▶ **GIVEN RECORDS**

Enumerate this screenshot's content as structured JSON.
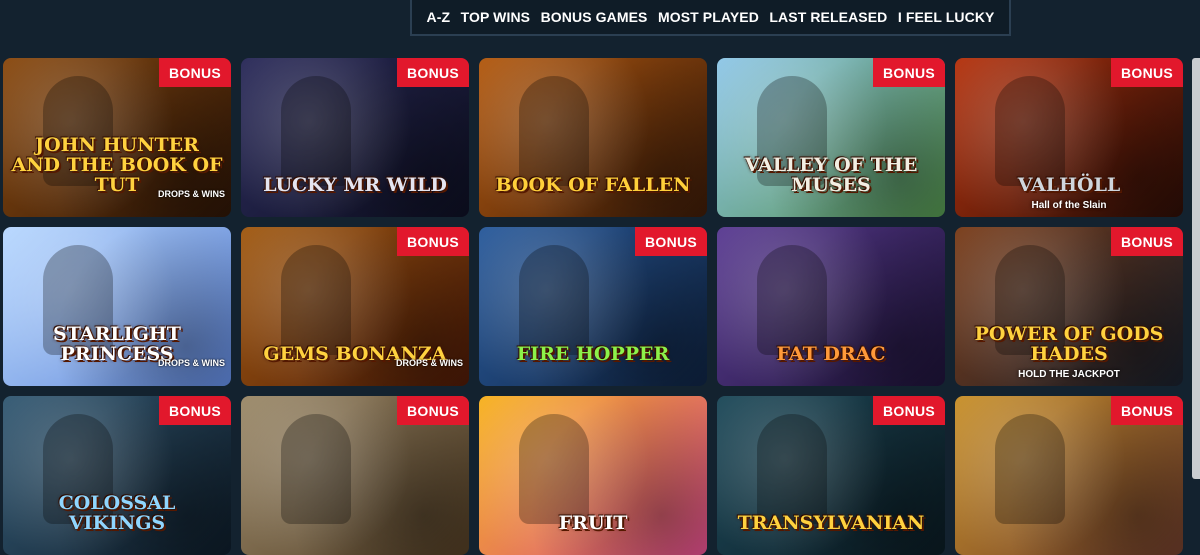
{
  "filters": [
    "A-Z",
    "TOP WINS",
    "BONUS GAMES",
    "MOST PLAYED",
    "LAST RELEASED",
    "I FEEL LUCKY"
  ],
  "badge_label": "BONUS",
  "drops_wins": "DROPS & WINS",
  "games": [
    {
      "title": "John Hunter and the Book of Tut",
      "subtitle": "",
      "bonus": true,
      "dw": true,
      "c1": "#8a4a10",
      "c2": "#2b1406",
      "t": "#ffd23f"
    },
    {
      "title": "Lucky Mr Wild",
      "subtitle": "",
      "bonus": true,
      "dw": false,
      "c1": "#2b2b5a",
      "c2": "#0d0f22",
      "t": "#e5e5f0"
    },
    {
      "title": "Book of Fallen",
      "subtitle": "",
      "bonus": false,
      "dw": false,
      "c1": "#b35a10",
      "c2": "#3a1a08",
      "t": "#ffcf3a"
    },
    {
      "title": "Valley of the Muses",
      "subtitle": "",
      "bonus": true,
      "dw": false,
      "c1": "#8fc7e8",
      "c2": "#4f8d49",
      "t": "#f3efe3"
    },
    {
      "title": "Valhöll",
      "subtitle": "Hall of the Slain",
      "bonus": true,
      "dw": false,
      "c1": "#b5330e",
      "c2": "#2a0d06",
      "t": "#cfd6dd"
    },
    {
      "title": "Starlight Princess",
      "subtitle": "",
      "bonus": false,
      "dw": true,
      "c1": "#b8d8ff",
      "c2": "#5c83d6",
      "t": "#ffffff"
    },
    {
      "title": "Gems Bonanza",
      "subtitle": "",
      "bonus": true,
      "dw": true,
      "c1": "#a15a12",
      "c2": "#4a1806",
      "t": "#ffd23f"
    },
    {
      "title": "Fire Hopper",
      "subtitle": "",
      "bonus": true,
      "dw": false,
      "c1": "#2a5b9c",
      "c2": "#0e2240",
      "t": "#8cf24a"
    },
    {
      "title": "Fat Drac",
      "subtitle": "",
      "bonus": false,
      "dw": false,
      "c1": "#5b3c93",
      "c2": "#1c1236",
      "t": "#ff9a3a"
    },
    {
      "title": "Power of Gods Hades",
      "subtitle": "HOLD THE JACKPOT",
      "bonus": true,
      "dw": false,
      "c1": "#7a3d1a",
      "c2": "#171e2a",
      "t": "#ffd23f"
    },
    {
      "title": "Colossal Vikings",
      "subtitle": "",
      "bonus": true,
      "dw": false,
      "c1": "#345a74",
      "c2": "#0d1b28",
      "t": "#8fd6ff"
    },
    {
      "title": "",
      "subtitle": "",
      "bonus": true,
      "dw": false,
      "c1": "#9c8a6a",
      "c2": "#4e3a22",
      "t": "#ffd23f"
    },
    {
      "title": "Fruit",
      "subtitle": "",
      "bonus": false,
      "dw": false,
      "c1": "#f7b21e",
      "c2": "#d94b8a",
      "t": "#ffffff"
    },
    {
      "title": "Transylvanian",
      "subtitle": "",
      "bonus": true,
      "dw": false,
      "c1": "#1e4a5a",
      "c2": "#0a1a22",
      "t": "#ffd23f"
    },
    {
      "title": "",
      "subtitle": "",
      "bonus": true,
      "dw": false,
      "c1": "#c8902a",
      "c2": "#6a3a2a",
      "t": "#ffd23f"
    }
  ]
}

▶ **STATED GOAL**
From start to finish, output the listing exactly, but omit its pictures.

▶ **FINISHED ANSWER**
Enumerate this screenshot's content as structured JSON.
{
  "filters": [
    "A-Z",
    "TOP WINS",
    "BONUS GAMES",
    "MOST PLAYED",
    "LAST RELEASED",
    "I FEEL LUCKY"
  ],
  "badge_label": "BONUS",
  "drops_wins": "DROPS & WINS",
  "games": [
    {
      "title": "John Hunter and the Book of Tut",
      "subtitle": "",
      "bonus": true,
      "dw": true,
      "c1": "#8a4a10",
      "c2": "#2b1406",
      "t": "#ffd23f"
    },
    {
      "title": "Lucky Mr Wild",
      "subtitle": "",
      "bonus": true,
      "dw": false,
      "c1": "#2b2b5a",
      "c2": "#0d0f22",
      "t": "#e5e5f0"
    },
    {
      "title": "Book of Fallen",
      "subtitle": "",
      "bonus": false,
      "dw": false,
      "c1": "#b35a10",
      "c2": "#3a1a08",
      "t": "#ffcf3a"
    },
    {
      "title": "Valley of the Muses",
      "subtitle": "",
      "bonus": true,
      "dw": false,
      "c1": "#8fc7e8",
      "c2": "#4f8d49",
      "t": "#f3efe3"
    },
    {
      "title": "Valhöll",
      "subtitle": "Hall of the Slain",
      "bonus": true,
      "dw": false,
      "c1": "#b5330e",
      "c2": "#2a0d06",
      "t": "#cfd6dd"
    },
    {
      "title": "Starlight Princess",
      "subtitle": "",
      "bonus": false,
      "dw": true,
      "c1": "#b8d8ff",
      "c2": "#5c83d6",
      "t": "#ffffff"
    },
    {
      "title": "Gems Bonanza",
      "subtitle": "",
      "bonus": true,
      "dw": true,
      "c1": "#a15a12",
      "c2": "#4a1806",
      "t": "#ffd23f"
    },
    {
      "title": "Fire Hopper",
      "subtitle": "",
      "bonus": true,
      "dw": false,
      "c1": "#2a5b9c",
      "c2": "#0e2240",
      "t": "#8cf24a"
    },
    {
      "title": "Fat Drac",
      "subtitle": "",
      "bonus": false,
      "dw": false,
      "c1": "#5b3c93",
      "c2": "#1c1236",
      "t": "#ff9a3a"
    },
    {
      "title": "Power of Gods Hades",
      "subtitle": "HOLD THE JACKPOT",
      "bonus": true,
      "dw": false,
      "c1": "#7a3d1a",
      "c2": "#171e2a",
      "t": "#ffd23f"
    },
    {
      "title": "Colossal Vikings",
      "subtitle": "",
      "bonus": true,
      "dw": false,
      "c1": "#345a74",
      "c2": "#0d1b28",
      "t": "#8fd6ff"
    },
    {
      "title": "",
      "subtitle": "",
      "bonus": true,
      "dw": false,
      "c1": "#9c8a6a",
      "c2": "#4e3a22",
      "t": "#ffd23f"
    },
    {
      "title": "Fruit",
      "subtitle": "",
      "bonus": false,
      "dw": false,
      "c1": "#f7b21e",
      "c2": "#d94b8a",
      "t": "#ffffff"
    },
    {
      "title": "Transylvanian",
      "subtitle": "",
      "bonus": true,
      "dw": false,
      "c1": "#1e4a5a",
      "c2": "#0a1a22",
      "t": "#ffd23f"
    },
    {
      "title": "",
      "subtitle": "",
      "bonus": true,
      "dw": false,
      "c1": "#c8902a",
      "c2": "#6a3a2a",
      "t": "#ffd23f"
    }
  ]
}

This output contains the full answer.